#### Work instructions:
Extract every line below that contains the word "JSON".

══ Data for processing

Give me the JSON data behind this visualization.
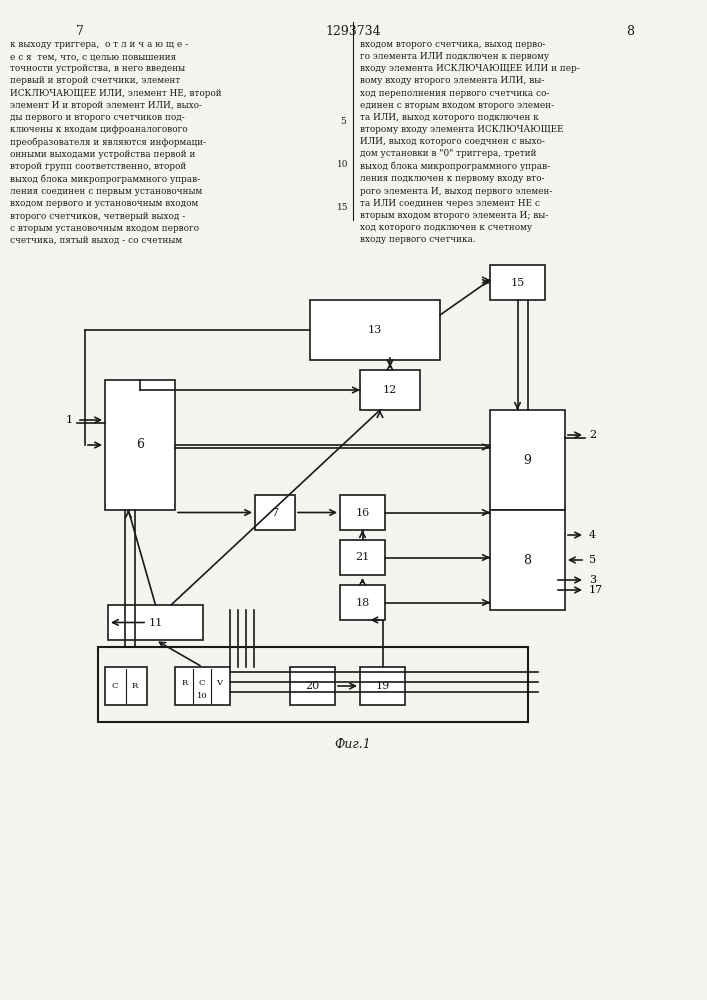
{
  "title": "1293734",
  "page_left": "7",
  "page_right": "8",
  "fig_label": "Фиг.1",
  "text_left": "к выходу триггера, о т л и ч а ю щ е -\nе с я  тем, что, с целью повышения\nточности устройства, в него введены\nпервый и второй счетчики, элемент\nИСКЛЮЧАЮЩЕЕ ИЛИ, элемент НЕ, второй\nэлемент И и второй элемент ИЛИ, выхо-\nды первого и второго счетчиков под-\nключены к входам цифроаналогового\nпреобразователя и являются информаци-\nонными выходами устройства первой и\nвторой группы соответственно, второй\nвыход блока микропрограммного управ-\nления соединен с первым установочным\nвходом первого и установочным входом\nвторого счетчиков, четверый выход -\nс вторым установочным входом первого\nсчетчика, пятый выход - со счетным",
  "text_right": "входом второго счетчика, выход перво-\nго элемента ИЛИ подключен к первому\nвходу элемента ИСКЛЮЧАЮЩЕЕ ИЛИ и пер-\nвому входу второго элемента ИЛИ, вы-\nход переполнения первого счетчика со-\nединен с вторым входом второго элемен-\nта ИЛИ, выход которого подключен к\nвторому входу элемента ИСКЛЮЧАЮЩЕЕ\nИЛИ, выход которого соедчнен с выхо-\nдом установки в «0» триггера, третий\nвыход блока микропрограммного управ-\nления подключен к первому входу вто-\nрого элемента И, выход первого элемен-\nта ИЛИ соединен через элемент НЕ с\nвторым входом второго элемента И; вы-\nход которого подключен к счетному\nвходу первого счетчика.",
  "line_numbers_left": [
    "5",
    "10",
    "15"
  ],
  "line_numbers_right": [
    "5",
    "10",
    "15"
  ],
  "background_color": "#f5f5f0",
  "text_color": "#1a1a1a",
  "diagram_color": "#1a1a1a"
}
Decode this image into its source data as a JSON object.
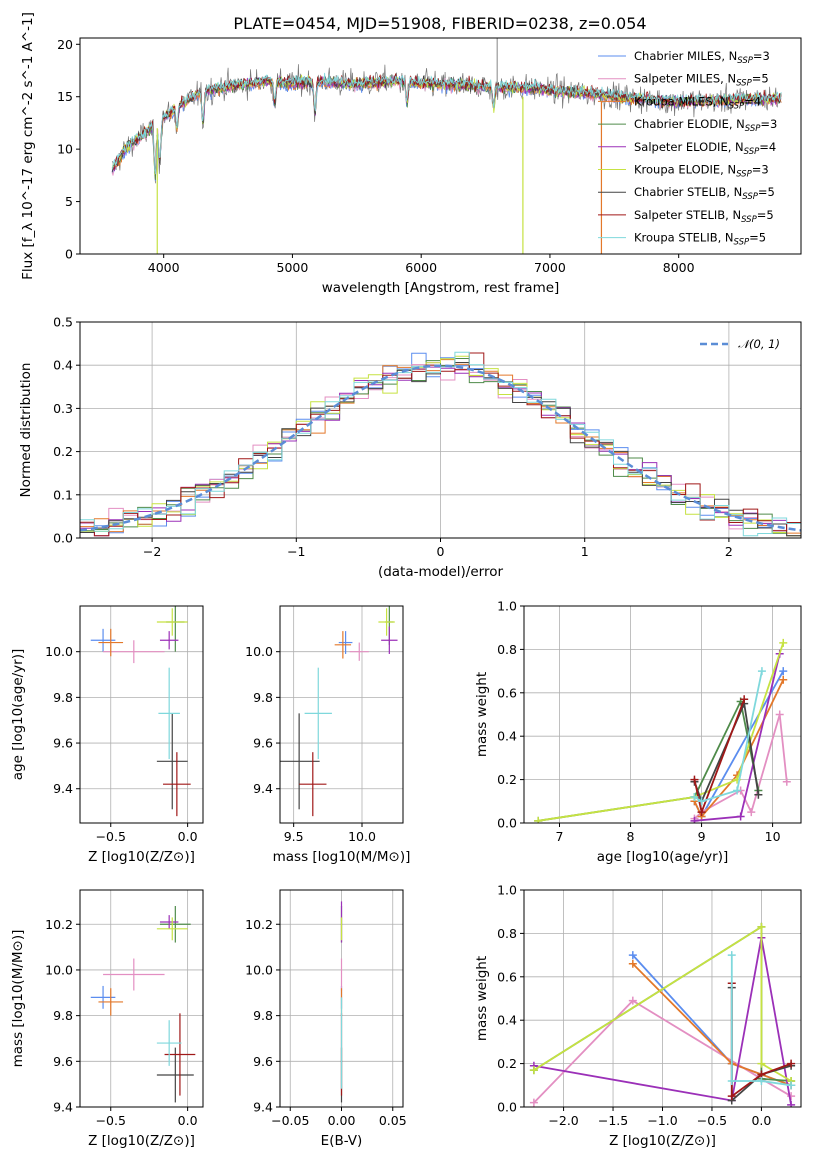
{
  "figure": {
    "title": "PLATE=0454, MJD=51908, FIBERID=0238, z=0.054"
  },
  "colors": {
    "Chabrier MILES": "#5b8def",
    "Salpeter MILES": "#e38fc2",
    "Kroupa MILES": "#e3782a",
    "Chabrier ELODIE": "#4f8b4a",
    "Salpeter ELODIE": "#9b30b8",
    "Kroupa ELODIE": "#c6e242",
    "Chabrier STELIB": "#444444",
    "Salpeter STELIB": "#a01818",
    "Kroupa STELIB": "#7fd8dc",
    "data": "#777777",
    "normal": "#5b8dd6",
    "grid": "#b0b0b0"
  },
  "chart_data": [
    {
      "id": "spectrum",
      "type": "line",
      "title": "PLATE=0454, MJD=51908, FIBERID=0238, z=0.054",
      "xlabel": "wavelength [Angstrom, rest frame]",
      "ylabel": "Flux [f_λ 10^-17 erg cm^-2 s^-1 A^-1]",
      "xlim": [
        3350,
        8950
      ],
      "ylim": [
        0,
        20.6
      ],
      "xticks": [
        4000,
        5000,
        6000,
        7000,
        8000
      ],
      "yticks": [
        0,
        5,
        10,
        15,
        20
      ],
      "grid": false,
      "legend_position": "top-right",
      "continuum": [
        [
          3600,
          8
        ],
        [
          3700,
          10
        ],
        [
          3850,
          11.5
        ],
        [
          3950,
          12.5
        ],
        [
          4100,
          14
        ],
        [
          4300,
          15.5
        ],
        [
          4500,
          16
        ],
        [
          4800,
          16.5
        ],
        [
          5000,
          16.3
        ],
        [
          5200,
          16.5
        ],
        [
          5500,
          16.2
        ],
        [
          5800,
          16.5
        ],
        [
          6000,
          16.2
        ],
        [
          6300,
          16.1
        ],
        [
          6600,
          15.9
        ],
        [
          6900,
          15.8
        ],
        [
          7100,
          15.5
        ],
        [
          7400,
          15.2
        ],
        [
          7700,
          14.8
        ],
        [
          8000,
          14.5
        ],
        [
          8300,
          14.6
        ],
        [
          8500,
          14.8
        ],
        [
          8800,
          14.8
        ]
      ],
      "legend": [
        {
          "name": "Chabrier MILES",
          "nssp": "3"
        },
        {
          "name": "Salpeter MILES",
          "nssp": "5"
        },
        {
          "name": "Kroupa MILES",
          "nssp": "4"
        },
        {
          "name": "Chabrier ELODIE",
          "nssp": "3"
        },
        {
          "name": "Salpeter ELODIE",
          "nssp": "4"
        },
        {
          "name": "Kroupa ELODIE",
          "nssp": "3"
        },
        {
          "name": "Chabrier STELIB",
          "nssp": "5"
        },
        {
          "name": "Salpeter STELIB",
          "nssp": "5"
        },
        {
          "name": "Kroupa STELIB",
          "nssp": "5"
        }
      ]
    },
    {
      "id": "residuals",
      "type": "step",
      "xlabel": "(data-model)/error",
      "ylabel": "Normed distribution",
      "xlim": [
        -2.5,
        2.5
      ],
      "ylim": [
        0,
        0.5
      ],
      "xticks": [
        -2,
        -1,
        0,
        1,
        2
      ],
      "xtick_labels": [
        "−2",
        "−1",
        "0",
        "1",
        "2"
      ],
      "yticks": [
        0,
        0.1,
        0.2,
        0.3,
        0.4,
        0.5
      ],
      "ytick_labels": [
        "0.0",
        "0.1",
        "0.2",
        "0.3",
        "0.4",
        "0.5"
      ],
      "grid": true,
      "legend": "𝒩(0, 1)",
      "bin_width": 0.1
    },
    {
      "id": "age-vs-Z",
      "type": "errorbar",
      "xlabel": "Z [log10(Z/Z⊙)]",
      "ylabel": "age [log10(age/yr)]",
      "xlim": [
        -0.7,
        0.1
      ],
      "ylim": [
        9.25,
        10.2
      ],
      "xticks": [
        -0.5,
        0.0
      ],
      "xtick_labels": [
        "−0.5",
        "0.0"
      ],
      "yticks": [
        9.4,
        9.6,
        9.8,
        10.0
      ],
      "ytick_labels": [
        "9.4",
        "9.6",
        "9.8",
        "10.0"
      ],
      "grid": true,
      "points": [
        {
          "series": "Chabrier MILES",
          "x": -0.55,
          "xerr": 0.08,
          "y": 10.05,
          "yerr": 0.05
        },
        {
          "series": "Salpeter MILES",
          "x": -0.35,
          "xerr": 0.2,
          "y": 10.0,
          "yerr": 0.05
        },
        {
          "series": "Kroupa MILES",
          "x": -0.5,
          "xerr": 0.08,
          "y": 10.04,
          "yerr": 0.06
        },
        {
          "series": "Chabrier ELODIE",
          "x": -0.08,
          "xerr": 0.06,
          "y": 10.13,
          "yerr": 0.13
        },
        {
          "series": "Salpeter ELODIE",
          "x": -0.12,
          "xerr": 0.06,
          "y": 10.05,
          "yerr": 0.04
        },
        {
          "series": "Kroupa ELODIE",
          "x": -0.1,
          "xerr": 0.1,
          "y": 10.13,
          "yerr": 0.06
        },
        {
          "series": "Chabrier STELIB",
          "x": -0.1,
          "xerr": 0.1,
          "y": 9.52,
          "yerr": 0.21
        },
        {
          "series": "Salpeter STELIB",
          "x": -0.07,
          "xerr": 0.09,
          "y": 9.42,
          "yerr": 0.14
        },
        {
          "series": "Kroupa STELIB",
          "x": -0.12,
          "xerr": 0.07,
          "y": 9.73,
          "yerr": 0.2
        }
      ]
    },
    {
      "id": "age-vs-mass",
      "type": "errorbar",
      "xlabel": "mass [log10(M/M⊙)]",
      "ylabel": "",
      "xlim": [
        9.4,
        10.3
      ],
      "ylim": [
        9.25,
        10.2
      ],
      "xticks": [
        9.5,
        10.0
      ],
      "xtick_labels": [
        "9.5",
        "10.0"
      ],
      "yticks": [
        9.4,
        9.6,
        9.8,
        10.0
      ],
      "ytick_labels": [
        "9.4",
        "9.6",
        "9.8",
        "10.0"
      ],
      "grid": true,
      "points": [
        {
          "series": "Chabrier MILES",
          "x": 9.88,
          "xerr": 0.05,
          "y": 10.04,
          "yerr": 0.05
        },
        {
          "series": "Salpeter MILES",
          "x": 9.98,
          "xerr": 0.07,
          "y": 10.0,
          "yerr": 0.04
        },
        {
          "series": "Kroupa MILES",
          "x": 9.86,
          "xerr": 0.06,
          "y": 10.03,
          "yerr": 0.06
        },
        {
          "series": "Chabrier ELODIE",
          "x": 10.2,
          "xerr": 0.03,
          "y": 10.13,
          "yerr": 0.1
        },
        {
          "series": "Salpeter ELODIE",
          "x": 10.2,
          "xerr": 0.06,
          "y": 10.05,
          "yerr": 0.06
        },
        {
          "series": "Kroupa ELODIE",
          "x": 10.18,
          "xerr": 0.06,
          "y": 10.13,
          "yerr": 0.06
        },
        {
          "series": "Chabrier STELIB",
          "x": 9.54,
          "xerr": 0.15,
          "y": 9.52,
          "yerr": 0.21
        },
        {
          "series": "Salpeter STELIB",
          "x": 9.64,
          "xerr": 0.1,
          "y": 9.42,
          "yerr": 0.14
        },
        {
          "series": "Kroupa STELIB",
          "x": 9.68,
          "xerr": 0.1,
          "y": 9.73,
          "yerr": 0.2
        }
      ]
    },
    {
      "id": "weight-vs-age",
      "type": "line",
      "xlabel": "age [log10(age/yr)]",
      "ylabel": "mass weight",
      "xlim": [
        6.5,
        10.4
      ],
      "ylim": [
        0,
        1.0
      ],
      "xticks": [
        7,
        8,
        9,
        10
      ],
      "yticks": [
        0,
        0.2,
        0.4,
        0.6,
        0.8,
        1.0
      ],
      "ytick_labels": [
        "0.0",
        "0.2",
        "0.4",
        "0.6",
        "0.8",
        "1.0"
      ],
      "grid": true,
      "series": [
        {
          "series": "Chabrier MILES",
          "points": [
            [
              8.9,
              0.1
            ],
            [
              9.0,
              0.03
            ],
            [
              10.15,
              0.7
            ]
          ]
        },
        {
          "series": "Salpeter MILES",
          "points": [
            [
              8.9,
              0.02
            ],
            [
              9.0,
              0.05
            ],
            [
              9.55,
              0.15
            ],
            [
              9.7,
              0.05
            ],
            [
              10.1,
              0.5
            ],
            [
              10.2,
              0.19
            ]
          ]
        },
        {
          "series": "Kroupa MILES",
          "points": [
            [
              8.9,
              0.1
            ],
            [
              9.0,
              0.03
            ],
            [
              9.5,
              0.22
            ],
            [
              10.15,
              0.66
            ]
          ]
        },
        {
          "series": "Chabrier ELODIE",
          "points": [
            [
              6.7,
              0.01
            ],
            [
              8.9,
              0.12
            ],
            [
              9.55,
              0.56
            ],
            [
              9.8,
              0.15
            ]
          ]
        },
        {
          "series": "Salpeter ELODIE",
          "points": [
            [
              8.9,
              0.01
            ],
            [
              9.55,
              0.03
            ],
            [
              10.1,
              0.78
            ]
          ]
        },
        {
          "series": "Kroupa ELODIE",
          "points": [
            [
              6.7,
              0.01
            ],
            [
              8.9,
              0.12
            ],
            [
              9.5,
              0.2
            ],
            [
              10.15,
              0.83
            ]
          ]
        },
        {
          "series": "Chabrier STELIB",
          "points": [
            [
              8.9,
              0.19
            ],
            [
              9.0,
              0.1
            ],
            [
              9.6,
              0.55
            ],
            [
              9.8,
              0.13
            ]
          ]
        },
        {
          "series": "Salpeter STELIB",
          "points": [
            [
              8.9,
              0.2
            ],
            [
              9.0,
              0.05
            ],
            [
              9.6,
              0.57
            ]
          ]
        },
        {
          "series": "Kroupa STELIB",
          "points": [
            [
              8.9,
              0.12
            ],
            [
              9.0,
              0.1
            ],
            [
              9.5,
              0.15
            ],
            [
              9.85,
              0.7
            ]
          ]
        }
      ]
    },
    {
      "id": "mass-vs-Z",
      "type": "errorbar",
      "xlabel": "Z [log10(Z/Z⊙)]",
      "ylabel": "mass [log10(M/M⊙)]",
      "xlim": [
        -0.7,
        0.1
      ],
      "ylim": [
        9.4,
        10.35
      ],
      "xticks": [
        -0.5,
        0.0
      ],
      "xtick_labels": [
        "−0.5",
        "0.0"
      ],
      "yticks": [
        9.4,
        9.6,
        9.8,
        10.0,
        10.2
      ],
      "ytick_labels": [
        "9.4",
        "9.6",
        "9.8",
        "10.0",
        "10.2"
      ],
      "grid": true,
      "points": [
        {
          "series": "Chabrier MILES",
          "x": -0.55,
          "xerr": 0.08,
          "y": 9.88,
          "yerr": 0.05
        },
        {
          "series": "Salpeter MILES",
          "x": -0.35,
          "xerr": 0.2,
          "y": 9.98,
          "yerr": 0.07
        },
        {
          "series": "Kroupa MILES",
          "x": -0.5,
          "xerr": 0.08,
          "y": 9.86,
          "yerr": 0.06
        },
        {
          "series": "Chabrier ELODIE",
          "x": -0.08,
          "xerr": 0.1,
          "y": 10.2,
          "yerr": 0.08
        },
        {
          "series": "Salpeter ELODIE",
          "x": -0.12,
          "xerr": 0.06,
          "y": 10.21,
          "yerr": 0.03
        },
        {
          "series": "Kroupa ELODIE",
          "x": -0.1,
          "xerr": 0.1,
          "y": 10.18,
          "yerr": 0.05
        },
        {
          "series": "Chabrier STELIB",
          "x": -0.08,
          "xerr": 0.12,
          "y": 9.54,
          "yerr": 0.12
        },
        {
          "series": "Salpeter STELIB",
          "x": -0.05,
          "xerr": 0.1,
          "y": 9.63,
          "yerr": 0.18
        },
        {
          "series": "Kroupa STELIB",
          "x": -0.12,
          "xerr": 0.08,
          "y": 9.68,
          "yerr": 0.1
        }
      ]
    },
    {
      "id": "mass-vs-EBV",
      "type": "errorbar",
      "xlabel": "E(B-V)",
      "ylabel": "",
      "xlim": [
        -0.06,
        0.06
      ],
      "ylim": [
        9.4,
        10.35
      ],
      "xticks": [
        -0.05,
        0,
        0.05
      ],
      "xtick_labels": [
        "−0.05",
        "0.00",
        "0.05"
      ],
      "yticks": [
        9.4,
        9.6,
        9.8,
        10.0,
        10.2
      ],
      "ytick_labels": [
        "9.4",
        "9.6",
        "9.8",
        "10.0",
        "10.2"
      ],
      "grid": true,
      "points": [
        {
          "series": "Chabrier MILES",
          "x": 0,
          "xerr": 0,
          "y": 9.88,
          "yerr": 0.05
        },
        {
          "series": "Salpeter MILES",
          "x": 0,
          "xerr": 0,
          "y": 9.98,
          "yerr": 0.07
        },
        {
          "series": "Kroupa MILES",
          "x": 0,
          "xerr": 0,
          "y": 9.86,
          "yerr": 0.06
        },
        {
          "series": "Chabrier ELODIE",
          "x": 0,
          "xerr": 0,
          "y": 10.2,
          "yerr": 0.08
        },
        {
          "series": "Salpeter ELODIE",
          "x": 0,
          "xerr": 0,
          "y": 10.21,
          "yerr": 0.09
        },
        {
          "series": "Kroupa ELODIE",
          "x": 0,
          "xerr": 0,
          "y": 10.18,
          "yerr": 0.05
        },
        {
          "series": "Chabrier STELIB",
          "x": 0,
          "xerr": 0,
          "y": 9.54,
          "yerr": 0.12
        },
        {
          "series": "Salpeter STELIB",
          "x": 0,
          "xerr": 0,
          "y": 9.63,
          "yerr": 0.18
        },
        {
          "series": "Kroupa STELIB",
          "x": 0,
          "xerr": 0,
          "y": 9.68,
          "yerr": 0.2
        }
      ]
    },
    {
      "id": "weight-vs-Z",
      "type": "line",
      "xlabel": "Z [log10(Z/Z⊙)]",
      "ylabel": "mass weight",
      "xlim": [
        -2.4,
        0.4
      ],
      "ylim": [
        0,
        1.0
      ],
      "xticks": [
        -2.0,
        -1.5,
        -1.0,
        -0.5,
        0.0
      ],
      "xtick_labels": [
        "−2.0",
        "−1.5",
        "−1.0",
        "−0.5",
        "0.0"
      ],
      "yticks": [
        0,
        0.2,
        0.4,
        0.6,
        0.8,
        1.0
      ],
      "ytick_labels": [
        "0.0",
        "0.2",
        "0.4",
        "0.6",
        "0.8",
        "1.0"
      ],
      "grid": true,
      "series": [
        {
          "series": "Chabrier MILES",
          "points": [
            [
              -1.3,
              0.7
            ],
            [
              -0.3,
              0.2
            ],
            [
              0.3,
              0.1
            ]
          ]
        },
        {
          "series": "Salpeter MILES",
          "points": [
            [
              -2.3,
              0.02
            ],
            [
              -1.3,
              0.49
            ],
            [
              0.0,
              0.13
            ],
            [
              0.3,
              0.05
            ]
          ]
        },
        {
          "series": "Kroupa MILES",
          "points": [
            [
              -1.3,
              0.66
            ],
            [
              -0.3,
              0.2
            ],
            [
              0.3,
              0.1
            ]
          ]
        },
        {
          "series": "Chabrier ELODIE",
          "points": [
            [
              -2.3,
              0.17
            ],
            [
              0.0,
              0.83
            ],
            [
              0.0,
              0.13
            ],
            [
              0.3,
              0.12
            ]
          ]
        },
        {
          "series": "Salpeter ELODIE",
          "points": [
            [
              -2.3,
              0.19
            ],
            [
              -0.3,
              0.03
            ],
            [
              0.0,
              0.78
            ],
            [
              0.3,
              0.01
            ]
          ]
        },
        {
          "series": "Kroupa ELODIE",
          "points": [
            [
              -2.3,
              0.17
            ],
            [
              0.0,
              0.83
            ],
            [
              0.0,
              0.2
            ],
            [
              0.3,
              0.12
            ]
          ]
        },
        {
          "series": "Chabrier STELIB",
          "points": [
            [
              -0.3,
              0.55
            ],
            [
              -0.3,
              0.03
            ],
            [
              0.0,
              0.15
            ],
            [
              0.3,
              0.19
            ]
          ]
        },
        {
          "series": "Salpeter STELIB",
          "points": [
            [
              -0.3,
              0.57
            ],
            [
              -0.3,
              0.05
            ],
            [
              0.0,
              0.15
            ],
            [
              0.3,
              0.2
            ]
          ]
        },
        {
          "series": "Kroupa STELIB",
          "points": [
            [
              -0.3,
              0.7
            ],
            [
              -0.3,
              0.12
            ],
            [
              0.0,
              0.12
            ],
            [
              0.3,
              0.1
            ]
          ]
        }
      ]
    }
  ]
}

════

#### Finished task:
Give me the JSON data behind this visualization.
Decode this image into its source data as a JSON object.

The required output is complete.